■ PASSAGE:
____
Hans Urs von Balthasar wrote a book by this title and Bp. Barron seems to accept his thesis; so what should we make of it? Is there but an empty hell and will all men eventually come to detest their sins and thus ask for pardon and rely on God’s infinite mercy in their regard simply because wishes that all men be saved? After all, Paul within the scriptures does write the following:

1 Timothy 2:1-4 (Douay-Rheims 1899 American Edition)

1 I desire therefore, first of all, that supplications, prayers, intercessions, and thanksgivings be made for all men:

For kings, and for all that are in high station: that we may lead a quiet and a peaceable life in all piety and chastity.

For this is good and acceptable in the sight of God our Saviour,

Who will have all men to be saved, and to come to the knowledge of the truth.

For there is one God, and one mediator of God and men, the man Christ Jesus:

Who gave himself a redemption for all, a testimony in due times.

God obviously wishes for the salvation of all as we all should. For who does not pray for the salvation of the souls of their loved ones and friends? Who, for the love Christ, wishes the torments of hell on anyone who god created in His image and likeness and loves with a supernatural love all souls created as a father loves his own children and wishes the best for them?

But is it the same thing to hope and pray for the salvation of all men and in the sense of the Theological Virtue of Hope or ‘expectation’ that all men will be saved? Should we hold an expectancy that all men are saved and that hell is but only an empty place or state of being; a reality that exists but is completely harrowed of the damned?

Personally, it seems to be a most difficult quandary for those who might take that leap. For we know that we are to pray for all souls to escape the torments of hell for love God and His love of our souls. But is that the same as expectantly bridging such as great chasm as this and holding out false hope that hell is empty of souls? For if we do that, then it seems to me that Christ and the rest of Catholic Teaching and the gospels are misleading at the least or completely vague and ambiguous. And at the worst it points to a Christ who is self-contradictory not to speak of His Church that has continuously taught definitively on hell for 2000 years.

If the latter were true, then what else has Christ and His Church taught, that we find repugnant personally; that we can chalk up to ambiguity or outright contradiction? Can we believe anything at all that we have been definitively taught or is our personal truth the only truth; a truth resides purely within the eyes of each beholder? Is is subjective or relative to what we accept and don’t accept from the teachings of the faith? Are we each the arbiters of faith?

Does Heaven then exist? or purgatory? our personal judgement? the general judgement?
____
■ INFORMATION SHOWN:
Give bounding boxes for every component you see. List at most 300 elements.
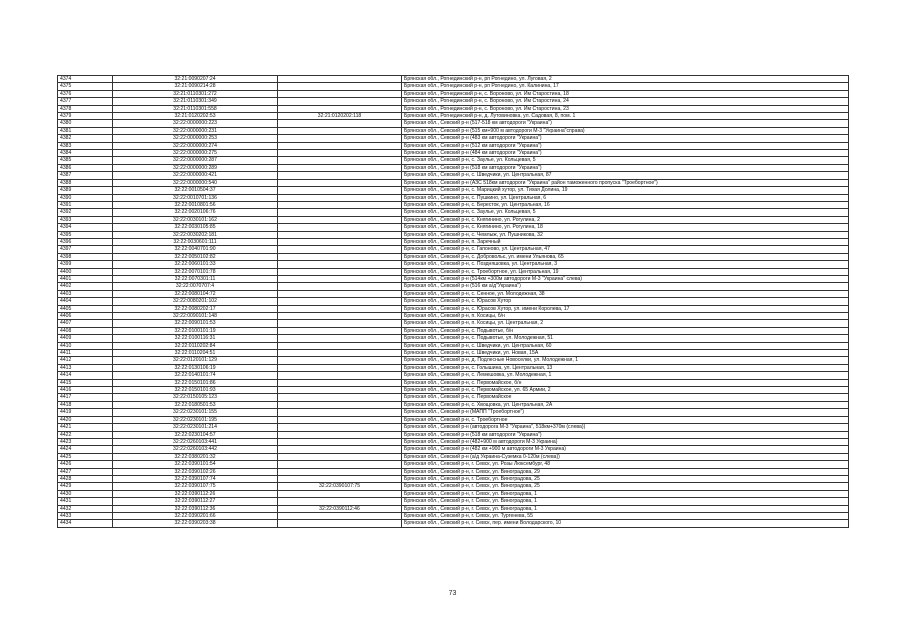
____
■ TASK GOAL: Duplicate the post about an empty hell from "Personally, it seems" up to and including "for 2000 years.". Rely only on the post about an empty hell, not on the listing.

■ EXERCISE ANSWER:
Personally, it seems to be a most difficult quandary for those who might take that leap. For we know that we are to pray for all souls to escape the torments of hell for love God and His love of our souls. But is that the same as expectantly bridging such as great chasm as this and holding out false hope that hell is empty of souls? For if we do that, then it seems to me that Christ and the rest of Catholic Teaching and the gospels are misleading at the least or completely vague and ambiguous. And at the worst it points to a Christ who is self-contradictory not to speak of His Church that has continuously taught definitively on hell for 2000 years.